Selected excerpt ::
Thursday, October 16, 2014

The Near Moleskine Catastrophe of 2014

I think I've always been a little sensitive (Read: super sensi and melodromatic). It's really not a quality that gives me a great sense of pride, but I'm doing my best to recover from this predisposition. As a man, being overly sensitive is much akin to being a huge fan of Grey's Anatomy or learning to cross-stitch at the beach with your cousins at the age of 12, in that it's not widely celebrated in our culture. It's kind of tough to admit publicly. I probably wouldn't be writing this post if I wasn't fairly sure that at this point, the secret is out (fast forward to :18) on one of my less desirable character traits.

Despite my desperate attempts to separate myself from my soap opera tendencies, they've taken a little more control in the past couple of years. Suffering losses makes life feel raw. Taking chances leaves you vulnerable. My losses and risks knocked me out cold for a little while. I was down and pretty unaware of the things going on above and around me.

Fortunately, I had some friends pick me up off the canvas and snap some smelling salts under my nose. I've been back in the fight. It's felt good to throw some punches, imagine success and believe I'm not alone. Something happens when you get knocked down, though. You get the taste of your own blood on your tongue. You feel the rough canvas against your face. You get a glimpse of what it would be like to suffocate as your breath leaves you entirely for a moment.

Listing ::

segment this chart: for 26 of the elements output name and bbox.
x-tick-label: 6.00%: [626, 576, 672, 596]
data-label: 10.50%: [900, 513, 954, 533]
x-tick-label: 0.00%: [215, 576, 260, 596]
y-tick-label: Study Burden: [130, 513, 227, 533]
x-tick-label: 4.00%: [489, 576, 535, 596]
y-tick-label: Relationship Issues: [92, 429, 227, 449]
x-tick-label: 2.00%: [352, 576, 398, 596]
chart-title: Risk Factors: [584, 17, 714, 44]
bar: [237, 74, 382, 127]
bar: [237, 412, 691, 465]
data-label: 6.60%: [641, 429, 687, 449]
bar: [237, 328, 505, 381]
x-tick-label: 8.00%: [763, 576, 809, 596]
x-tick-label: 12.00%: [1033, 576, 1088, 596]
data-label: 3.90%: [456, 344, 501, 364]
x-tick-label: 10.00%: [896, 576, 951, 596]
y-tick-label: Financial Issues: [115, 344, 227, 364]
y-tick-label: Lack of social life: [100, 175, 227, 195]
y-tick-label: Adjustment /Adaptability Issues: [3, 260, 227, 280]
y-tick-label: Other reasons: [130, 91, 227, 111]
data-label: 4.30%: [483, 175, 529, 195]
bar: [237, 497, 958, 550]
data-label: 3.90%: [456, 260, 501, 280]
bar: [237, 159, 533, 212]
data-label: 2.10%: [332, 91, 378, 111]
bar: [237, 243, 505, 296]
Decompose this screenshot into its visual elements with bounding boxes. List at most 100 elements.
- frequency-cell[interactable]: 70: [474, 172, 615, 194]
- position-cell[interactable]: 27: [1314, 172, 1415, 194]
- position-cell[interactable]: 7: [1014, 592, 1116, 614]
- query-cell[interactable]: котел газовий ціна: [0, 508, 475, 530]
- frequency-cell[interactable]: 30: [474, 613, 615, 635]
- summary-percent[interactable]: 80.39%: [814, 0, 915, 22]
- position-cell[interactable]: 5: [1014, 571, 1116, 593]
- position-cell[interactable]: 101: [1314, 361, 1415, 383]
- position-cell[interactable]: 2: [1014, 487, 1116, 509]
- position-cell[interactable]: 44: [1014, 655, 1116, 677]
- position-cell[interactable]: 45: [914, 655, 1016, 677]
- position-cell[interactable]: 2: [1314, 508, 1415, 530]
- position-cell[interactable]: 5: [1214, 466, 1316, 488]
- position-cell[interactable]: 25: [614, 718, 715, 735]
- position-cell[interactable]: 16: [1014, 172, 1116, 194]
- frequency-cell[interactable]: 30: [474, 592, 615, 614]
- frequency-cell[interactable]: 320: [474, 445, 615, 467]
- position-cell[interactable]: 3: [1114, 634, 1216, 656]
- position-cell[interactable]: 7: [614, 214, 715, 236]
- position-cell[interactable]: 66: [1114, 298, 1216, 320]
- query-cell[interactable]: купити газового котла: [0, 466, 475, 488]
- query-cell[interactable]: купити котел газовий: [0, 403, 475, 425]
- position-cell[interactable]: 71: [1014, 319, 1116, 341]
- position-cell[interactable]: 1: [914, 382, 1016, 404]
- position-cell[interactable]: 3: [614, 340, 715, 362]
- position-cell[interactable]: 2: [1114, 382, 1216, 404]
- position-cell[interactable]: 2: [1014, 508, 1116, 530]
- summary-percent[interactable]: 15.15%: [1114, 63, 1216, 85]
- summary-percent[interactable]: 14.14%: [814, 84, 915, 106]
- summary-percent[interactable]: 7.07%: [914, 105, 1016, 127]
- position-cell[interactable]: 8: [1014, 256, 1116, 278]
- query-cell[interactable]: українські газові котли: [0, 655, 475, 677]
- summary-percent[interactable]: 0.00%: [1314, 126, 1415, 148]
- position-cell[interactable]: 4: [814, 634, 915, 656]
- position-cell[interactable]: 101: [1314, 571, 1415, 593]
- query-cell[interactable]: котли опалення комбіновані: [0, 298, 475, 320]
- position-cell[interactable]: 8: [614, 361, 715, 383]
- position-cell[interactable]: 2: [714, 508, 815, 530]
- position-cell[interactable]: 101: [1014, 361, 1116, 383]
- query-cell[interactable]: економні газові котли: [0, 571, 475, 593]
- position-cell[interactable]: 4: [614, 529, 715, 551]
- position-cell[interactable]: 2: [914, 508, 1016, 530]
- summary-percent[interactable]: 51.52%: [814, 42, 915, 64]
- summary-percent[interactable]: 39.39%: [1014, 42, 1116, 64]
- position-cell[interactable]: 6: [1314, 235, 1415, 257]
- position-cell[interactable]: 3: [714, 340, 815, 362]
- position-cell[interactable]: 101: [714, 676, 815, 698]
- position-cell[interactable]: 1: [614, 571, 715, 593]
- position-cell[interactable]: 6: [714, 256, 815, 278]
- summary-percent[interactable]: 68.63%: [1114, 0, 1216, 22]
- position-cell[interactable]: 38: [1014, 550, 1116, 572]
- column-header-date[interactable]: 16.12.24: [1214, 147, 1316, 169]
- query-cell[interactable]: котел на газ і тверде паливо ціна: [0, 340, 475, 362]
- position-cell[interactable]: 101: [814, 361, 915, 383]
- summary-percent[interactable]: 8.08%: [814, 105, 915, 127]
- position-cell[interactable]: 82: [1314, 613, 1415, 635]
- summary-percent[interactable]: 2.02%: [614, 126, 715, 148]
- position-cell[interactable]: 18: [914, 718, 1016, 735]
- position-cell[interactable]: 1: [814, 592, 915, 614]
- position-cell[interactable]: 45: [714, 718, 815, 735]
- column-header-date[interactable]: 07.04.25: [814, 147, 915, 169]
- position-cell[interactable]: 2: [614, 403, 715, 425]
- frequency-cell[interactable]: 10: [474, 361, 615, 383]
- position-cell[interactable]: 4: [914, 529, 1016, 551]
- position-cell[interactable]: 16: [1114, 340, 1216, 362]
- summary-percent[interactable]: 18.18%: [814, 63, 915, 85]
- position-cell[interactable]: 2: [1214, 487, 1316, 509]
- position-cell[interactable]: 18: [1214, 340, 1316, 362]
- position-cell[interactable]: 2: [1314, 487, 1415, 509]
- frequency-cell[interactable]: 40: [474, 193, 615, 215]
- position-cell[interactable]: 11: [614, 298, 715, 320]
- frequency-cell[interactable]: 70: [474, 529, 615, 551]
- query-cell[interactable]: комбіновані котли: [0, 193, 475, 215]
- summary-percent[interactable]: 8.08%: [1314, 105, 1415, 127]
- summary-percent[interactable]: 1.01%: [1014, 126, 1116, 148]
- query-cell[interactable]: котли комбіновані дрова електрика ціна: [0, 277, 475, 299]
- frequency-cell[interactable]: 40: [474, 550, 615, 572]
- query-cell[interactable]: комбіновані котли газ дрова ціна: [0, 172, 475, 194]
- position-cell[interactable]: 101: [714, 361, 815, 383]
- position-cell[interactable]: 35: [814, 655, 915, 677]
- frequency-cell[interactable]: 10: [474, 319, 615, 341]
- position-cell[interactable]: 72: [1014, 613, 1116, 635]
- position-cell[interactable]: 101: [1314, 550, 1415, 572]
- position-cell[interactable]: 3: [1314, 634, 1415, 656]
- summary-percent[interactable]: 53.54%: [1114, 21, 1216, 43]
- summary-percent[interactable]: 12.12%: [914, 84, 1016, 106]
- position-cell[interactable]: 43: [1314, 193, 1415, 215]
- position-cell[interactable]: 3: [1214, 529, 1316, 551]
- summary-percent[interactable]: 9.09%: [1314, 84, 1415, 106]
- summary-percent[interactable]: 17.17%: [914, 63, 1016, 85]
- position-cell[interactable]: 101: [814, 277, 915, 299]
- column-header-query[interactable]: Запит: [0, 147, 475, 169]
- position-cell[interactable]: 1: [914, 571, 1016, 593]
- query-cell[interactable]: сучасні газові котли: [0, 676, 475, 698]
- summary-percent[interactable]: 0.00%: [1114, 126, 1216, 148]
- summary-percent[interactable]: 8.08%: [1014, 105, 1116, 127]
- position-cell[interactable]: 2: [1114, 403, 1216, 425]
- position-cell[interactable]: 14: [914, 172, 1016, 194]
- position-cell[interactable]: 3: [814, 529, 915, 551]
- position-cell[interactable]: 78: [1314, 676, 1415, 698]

What you need to do ::
**1)** Answer these questions about the blog post, labeling each answer to match.
(a) What date appears at the top of the blog post?
(b) According to the blog post, how does suffering losses make life feel?
(c) What did the writer's friends snap under the writer's nose?
**2)** Tally the rows that contain the string "комбіновані", treating uppercase and lowercase as different, and give only the number.
The blog post and the rows are independent of each other.

The answers ::
**1)**
(a) Thursday, October 16, 2014
(b) Raw
(c) Smelling salts

**2)** 4